◆ **ENTRIES SHOWN**

===============

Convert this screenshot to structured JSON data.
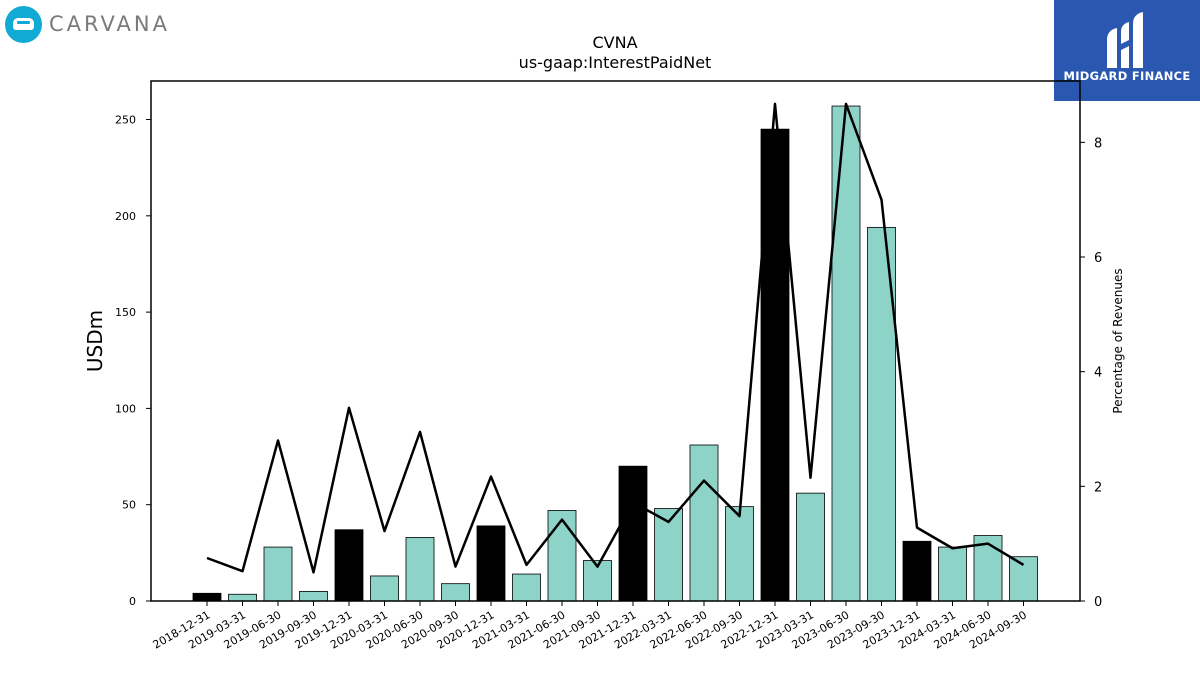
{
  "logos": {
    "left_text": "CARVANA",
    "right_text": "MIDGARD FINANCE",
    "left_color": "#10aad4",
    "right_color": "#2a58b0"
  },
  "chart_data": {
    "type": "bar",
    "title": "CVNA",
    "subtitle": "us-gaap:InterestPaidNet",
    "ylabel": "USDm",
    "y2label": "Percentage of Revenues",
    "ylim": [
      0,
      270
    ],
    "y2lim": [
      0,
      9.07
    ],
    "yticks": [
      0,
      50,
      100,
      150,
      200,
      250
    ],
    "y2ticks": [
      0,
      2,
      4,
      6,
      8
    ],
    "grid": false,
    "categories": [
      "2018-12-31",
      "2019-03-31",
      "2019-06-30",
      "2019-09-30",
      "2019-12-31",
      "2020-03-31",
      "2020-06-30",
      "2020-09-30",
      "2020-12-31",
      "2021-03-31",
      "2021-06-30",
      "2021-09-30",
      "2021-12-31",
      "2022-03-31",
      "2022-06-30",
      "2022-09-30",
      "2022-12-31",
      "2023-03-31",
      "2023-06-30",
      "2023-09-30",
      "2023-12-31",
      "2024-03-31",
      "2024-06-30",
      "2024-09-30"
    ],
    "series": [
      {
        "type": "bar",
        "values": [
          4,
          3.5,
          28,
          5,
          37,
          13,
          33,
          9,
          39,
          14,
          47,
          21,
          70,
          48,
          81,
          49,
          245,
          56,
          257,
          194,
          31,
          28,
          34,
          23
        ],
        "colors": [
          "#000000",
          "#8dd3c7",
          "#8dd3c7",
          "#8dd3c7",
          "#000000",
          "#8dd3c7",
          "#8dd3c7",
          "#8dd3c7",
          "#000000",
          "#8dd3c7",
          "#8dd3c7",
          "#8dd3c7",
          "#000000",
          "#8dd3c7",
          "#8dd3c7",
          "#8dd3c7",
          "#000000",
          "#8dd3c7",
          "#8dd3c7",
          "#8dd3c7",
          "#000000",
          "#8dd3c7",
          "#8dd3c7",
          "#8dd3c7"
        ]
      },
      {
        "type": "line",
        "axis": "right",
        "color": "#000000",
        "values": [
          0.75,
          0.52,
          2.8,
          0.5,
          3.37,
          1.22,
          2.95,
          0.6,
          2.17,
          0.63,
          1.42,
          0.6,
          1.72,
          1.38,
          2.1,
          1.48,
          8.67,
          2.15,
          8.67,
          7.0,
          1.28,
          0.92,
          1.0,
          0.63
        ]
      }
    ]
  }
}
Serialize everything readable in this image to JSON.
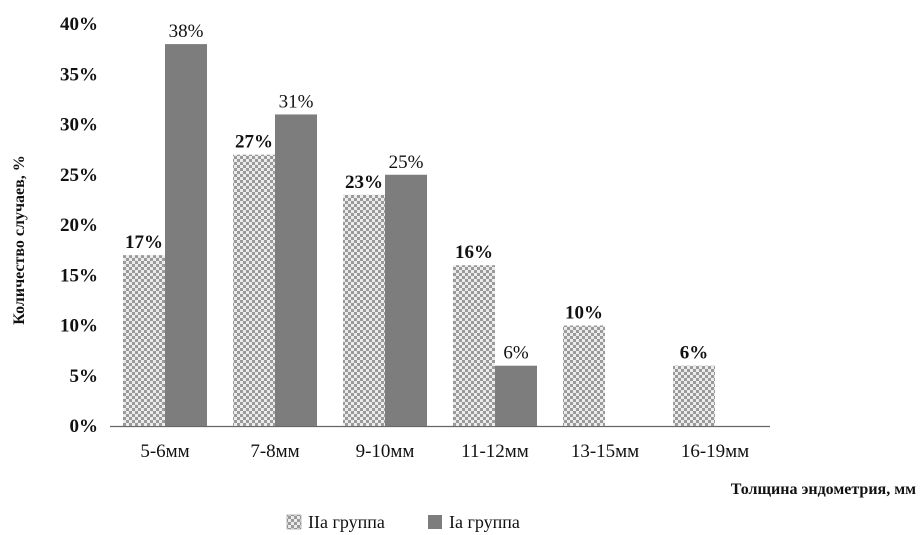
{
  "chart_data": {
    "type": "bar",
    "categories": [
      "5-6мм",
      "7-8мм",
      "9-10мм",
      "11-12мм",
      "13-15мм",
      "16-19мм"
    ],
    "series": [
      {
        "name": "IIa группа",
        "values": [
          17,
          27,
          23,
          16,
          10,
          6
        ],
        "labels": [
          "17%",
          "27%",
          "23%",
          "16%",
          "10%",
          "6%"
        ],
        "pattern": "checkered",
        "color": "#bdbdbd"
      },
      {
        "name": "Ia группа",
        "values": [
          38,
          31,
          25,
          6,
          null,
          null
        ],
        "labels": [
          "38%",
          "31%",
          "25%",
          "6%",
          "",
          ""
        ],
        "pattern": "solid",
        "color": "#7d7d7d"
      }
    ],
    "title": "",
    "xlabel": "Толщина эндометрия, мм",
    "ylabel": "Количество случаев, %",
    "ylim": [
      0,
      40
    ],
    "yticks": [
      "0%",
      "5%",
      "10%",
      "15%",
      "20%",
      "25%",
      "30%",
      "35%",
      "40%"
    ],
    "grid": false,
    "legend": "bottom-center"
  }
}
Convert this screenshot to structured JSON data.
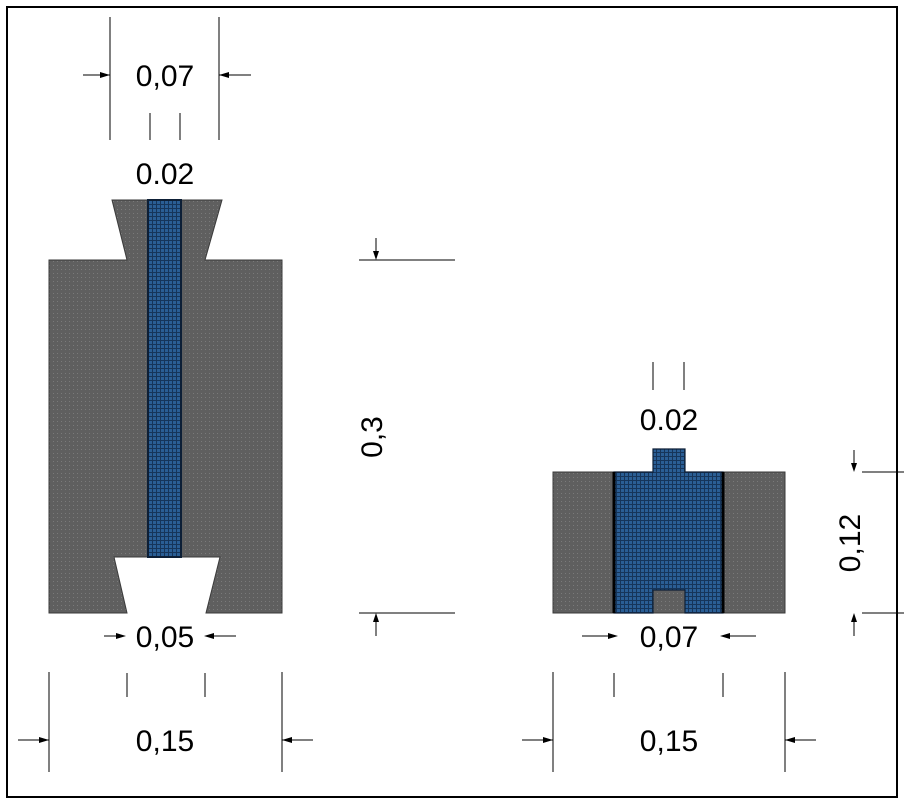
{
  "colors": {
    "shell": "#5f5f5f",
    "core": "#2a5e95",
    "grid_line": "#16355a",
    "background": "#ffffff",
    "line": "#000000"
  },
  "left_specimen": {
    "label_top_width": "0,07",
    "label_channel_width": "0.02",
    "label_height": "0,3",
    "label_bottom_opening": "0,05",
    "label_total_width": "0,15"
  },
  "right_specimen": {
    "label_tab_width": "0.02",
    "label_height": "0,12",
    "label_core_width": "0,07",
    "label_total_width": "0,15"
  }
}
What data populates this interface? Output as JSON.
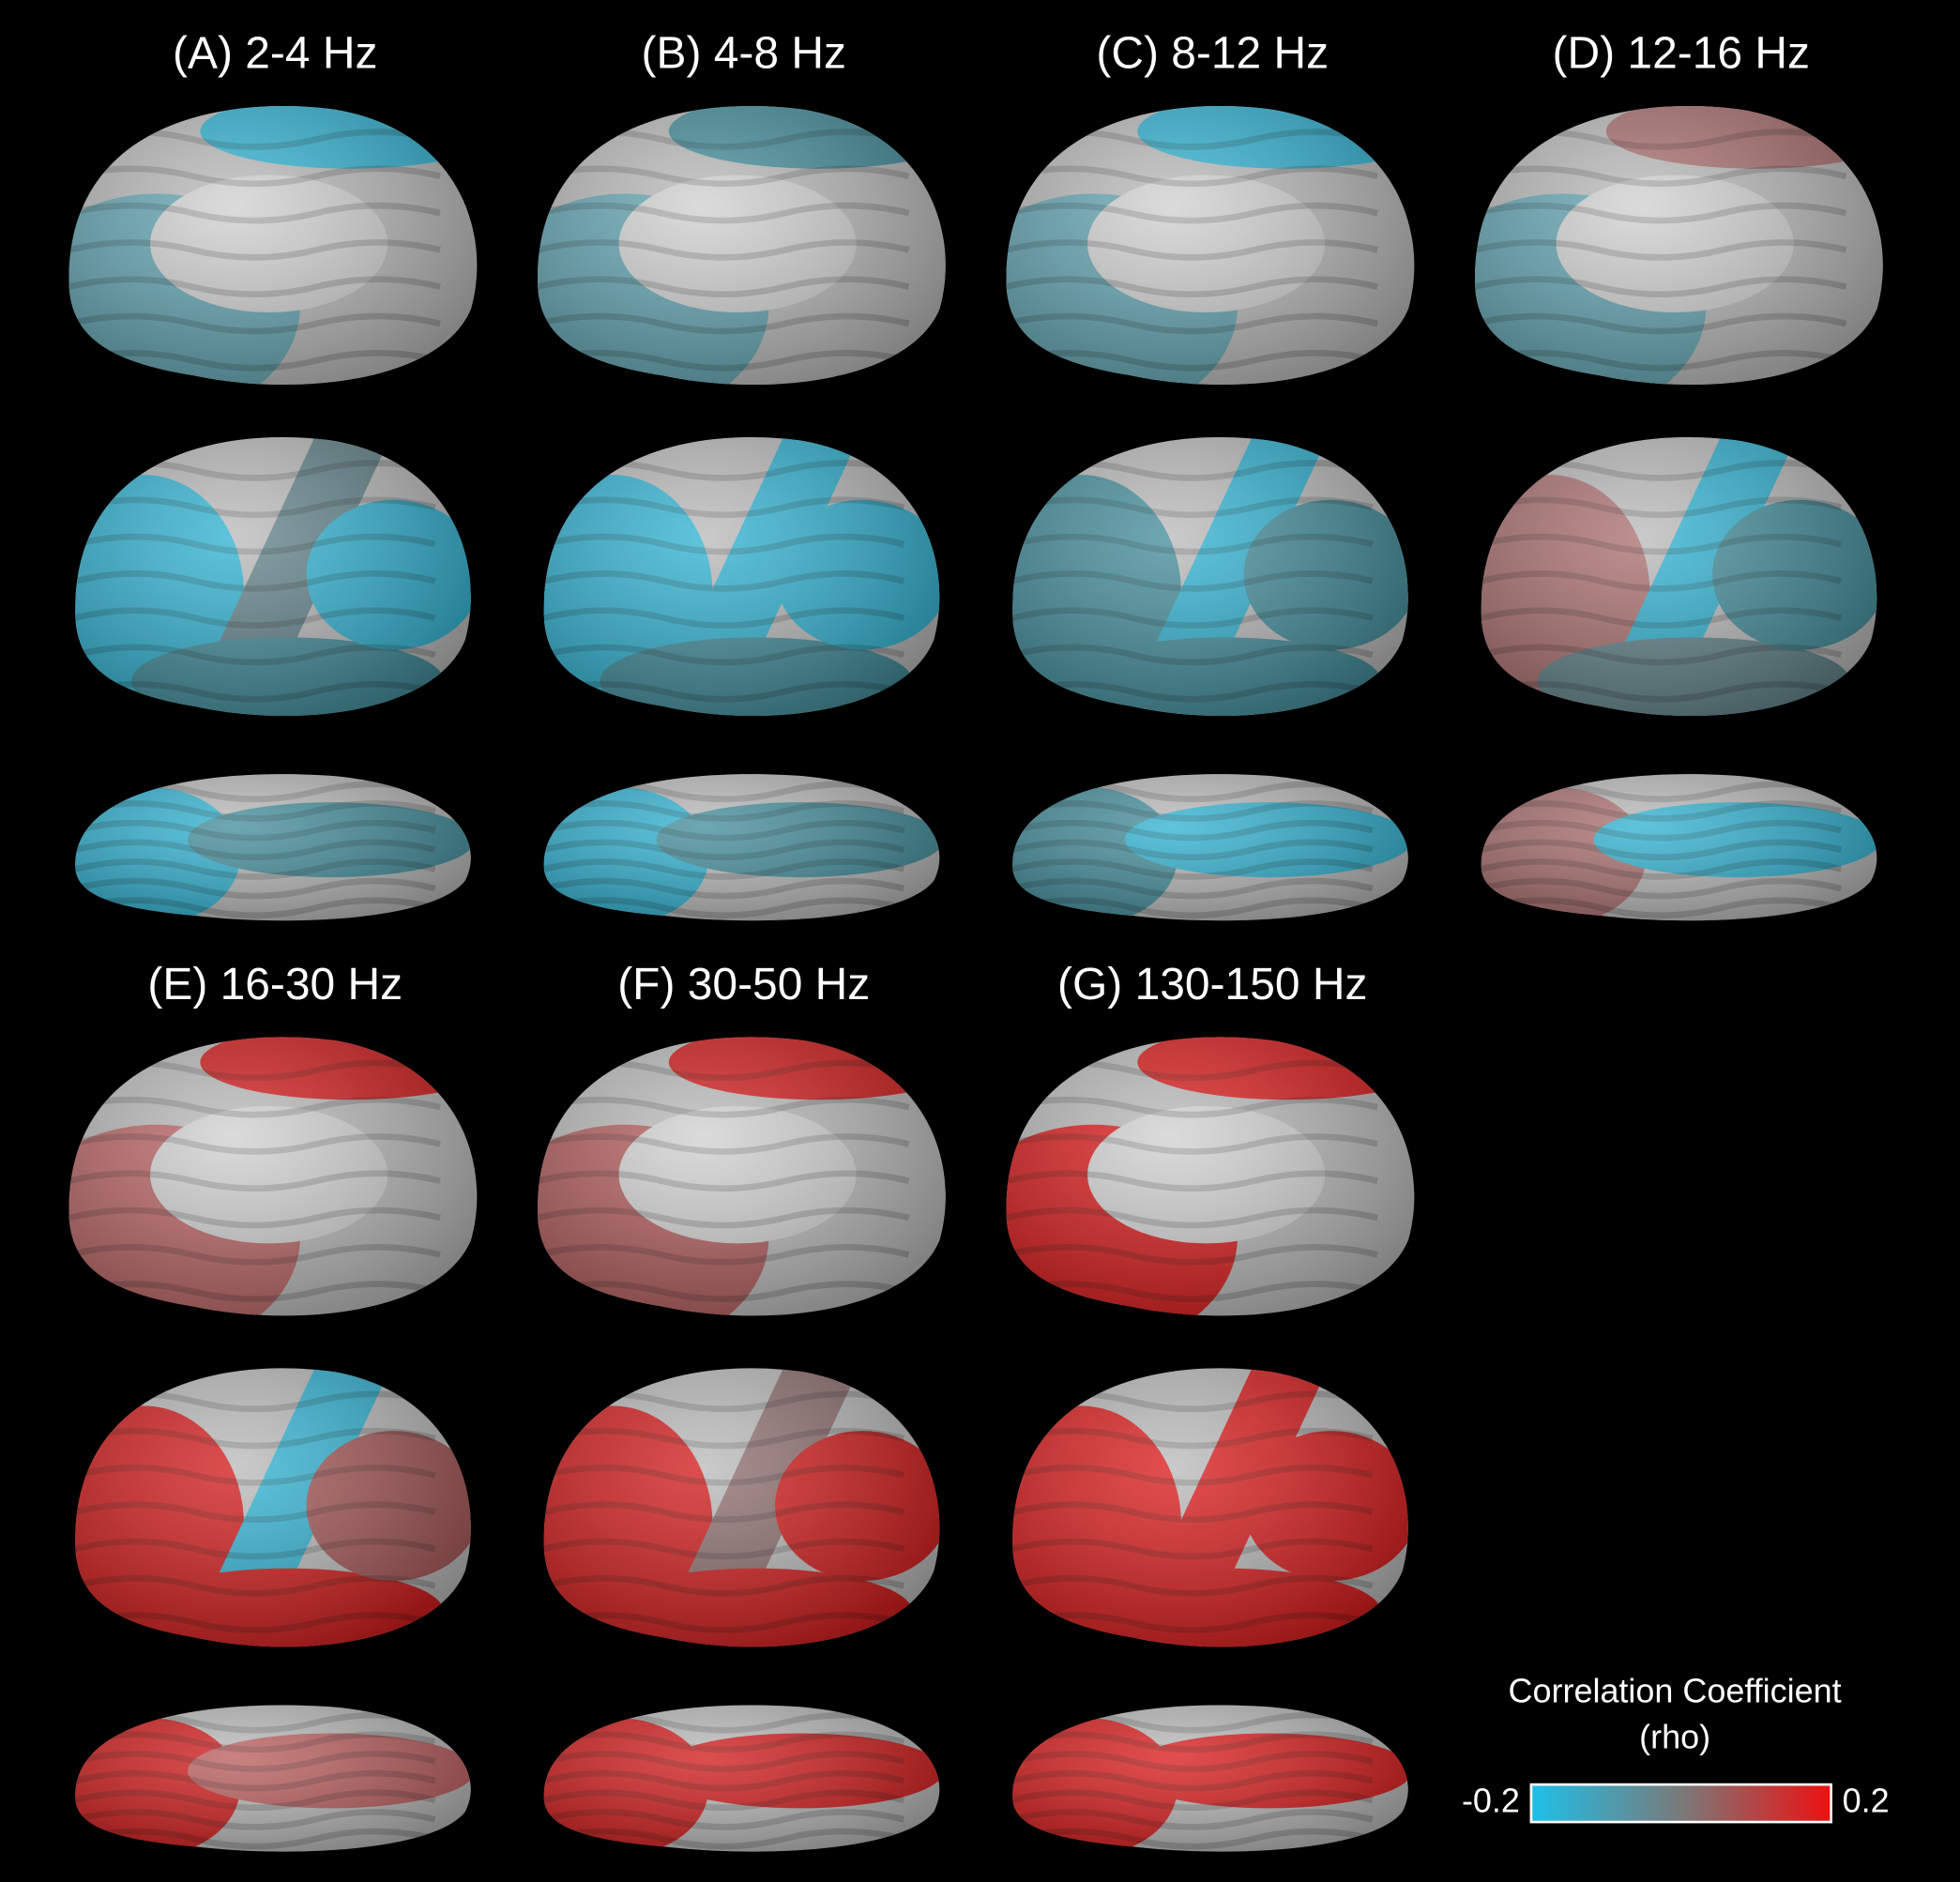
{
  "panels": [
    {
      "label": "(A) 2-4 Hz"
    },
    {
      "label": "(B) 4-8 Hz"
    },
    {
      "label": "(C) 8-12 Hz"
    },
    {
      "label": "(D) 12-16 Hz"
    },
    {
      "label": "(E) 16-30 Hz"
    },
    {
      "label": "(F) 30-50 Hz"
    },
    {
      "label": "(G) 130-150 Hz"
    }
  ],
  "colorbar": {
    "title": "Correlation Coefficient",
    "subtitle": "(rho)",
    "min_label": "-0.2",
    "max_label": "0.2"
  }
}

===============

Determine how many lines of the entries above carry the string "ylabel", and give that number alone.

◆ **RESULT OF THE TASK**
2